### WHAT YOU HAVE TO DO
Copy out all lines where "display" appears.
*** DATA TO PROCESS ***
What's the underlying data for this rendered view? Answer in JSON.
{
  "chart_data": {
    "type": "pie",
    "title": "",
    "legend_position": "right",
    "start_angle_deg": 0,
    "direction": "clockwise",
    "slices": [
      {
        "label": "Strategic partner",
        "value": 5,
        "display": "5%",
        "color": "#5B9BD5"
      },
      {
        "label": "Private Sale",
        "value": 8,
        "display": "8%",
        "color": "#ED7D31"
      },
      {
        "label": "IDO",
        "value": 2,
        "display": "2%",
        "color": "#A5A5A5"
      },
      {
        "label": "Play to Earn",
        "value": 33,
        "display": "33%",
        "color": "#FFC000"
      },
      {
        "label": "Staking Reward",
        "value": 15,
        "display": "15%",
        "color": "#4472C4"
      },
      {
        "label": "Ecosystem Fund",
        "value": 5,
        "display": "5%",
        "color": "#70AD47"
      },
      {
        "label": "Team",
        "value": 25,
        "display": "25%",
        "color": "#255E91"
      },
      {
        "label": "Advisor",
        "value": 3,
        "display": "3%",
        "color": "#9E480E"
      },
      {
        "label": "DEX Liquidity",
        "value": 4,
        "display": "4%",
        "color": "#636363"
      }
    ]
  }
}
***
*** DATA TO PROCESS ***
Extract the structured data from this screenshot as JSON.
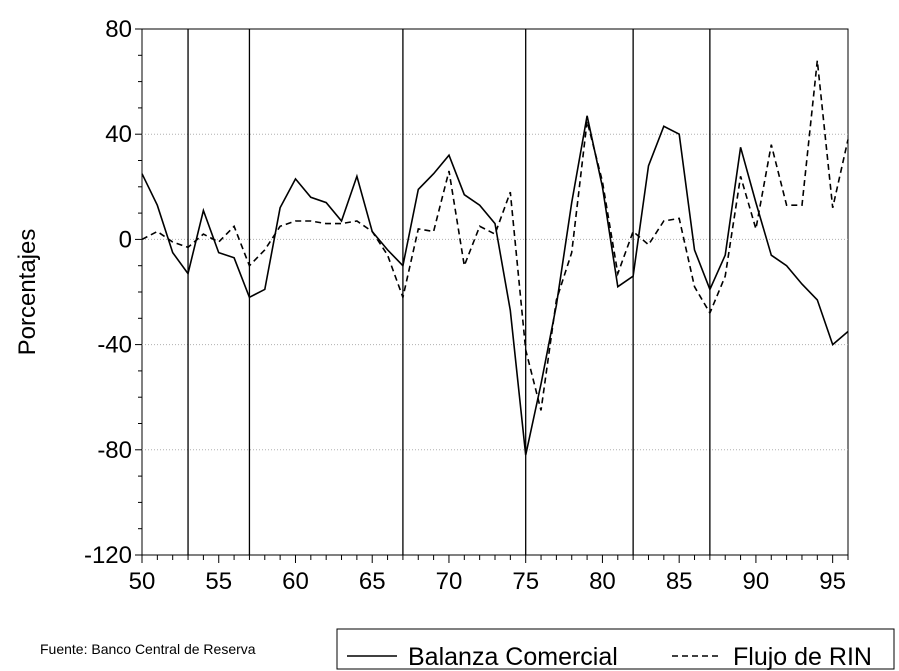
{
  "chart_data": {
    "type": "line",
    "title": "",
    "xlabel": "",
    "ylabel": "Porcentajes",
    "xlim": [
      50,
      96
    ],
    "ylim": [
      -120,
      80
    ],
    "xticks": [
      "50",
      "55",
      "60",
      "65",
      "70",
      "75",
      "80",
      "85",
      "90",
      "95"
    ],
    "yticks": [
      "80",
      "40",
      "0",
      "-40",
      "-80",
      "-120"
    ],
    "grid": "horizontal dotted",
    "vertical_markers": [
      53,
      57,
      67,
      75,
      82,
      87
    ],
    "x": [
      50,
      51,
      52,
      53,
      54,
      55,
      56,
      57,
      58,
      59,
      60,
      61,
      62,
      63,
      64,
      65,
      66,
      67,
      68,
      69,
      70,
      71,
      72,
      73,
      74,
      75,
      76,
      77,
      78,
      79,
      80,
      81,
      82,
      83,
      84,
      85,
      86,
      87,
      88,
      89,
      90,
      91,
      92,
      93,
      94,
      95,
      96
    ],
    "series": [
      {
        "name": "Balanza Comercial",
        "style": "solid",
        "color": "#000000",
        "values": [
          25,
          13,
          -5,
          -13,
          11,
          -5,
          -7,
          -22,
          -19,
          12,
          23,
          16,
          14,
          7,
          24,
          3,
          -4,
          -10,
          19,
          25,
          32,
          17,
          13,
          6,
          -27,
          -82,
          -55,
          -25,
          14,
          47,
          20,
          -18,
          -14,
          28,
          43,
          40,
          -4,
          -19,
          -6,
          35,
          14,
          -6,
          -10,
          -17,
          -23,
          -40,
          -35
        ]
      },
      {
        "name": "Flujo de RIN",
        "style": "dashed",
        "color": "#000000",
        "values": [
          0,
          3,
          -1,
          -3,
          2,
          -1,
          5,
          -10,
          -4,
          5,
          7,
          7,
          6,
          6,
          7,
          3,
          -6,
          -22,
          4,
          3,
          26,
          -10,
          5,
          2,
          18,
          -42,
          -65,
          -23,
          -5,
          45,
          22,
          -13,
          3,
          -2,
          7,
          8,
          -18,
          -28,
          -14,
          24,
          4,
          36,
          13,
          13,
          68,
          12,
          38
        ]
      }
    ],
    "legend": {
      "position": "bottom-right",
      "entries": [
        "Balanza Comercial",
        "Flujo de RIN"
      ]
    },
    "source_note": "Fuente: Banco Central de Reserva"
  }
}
***
### WRITTEN ANSWER
        "display": "5%",
        "display": "8%",
        "display": "2%",
        "display": "33%",
        "display": "15%",
        "display": "5%",
        "display": "25%",
        "display": "3%",
        "display": "4%",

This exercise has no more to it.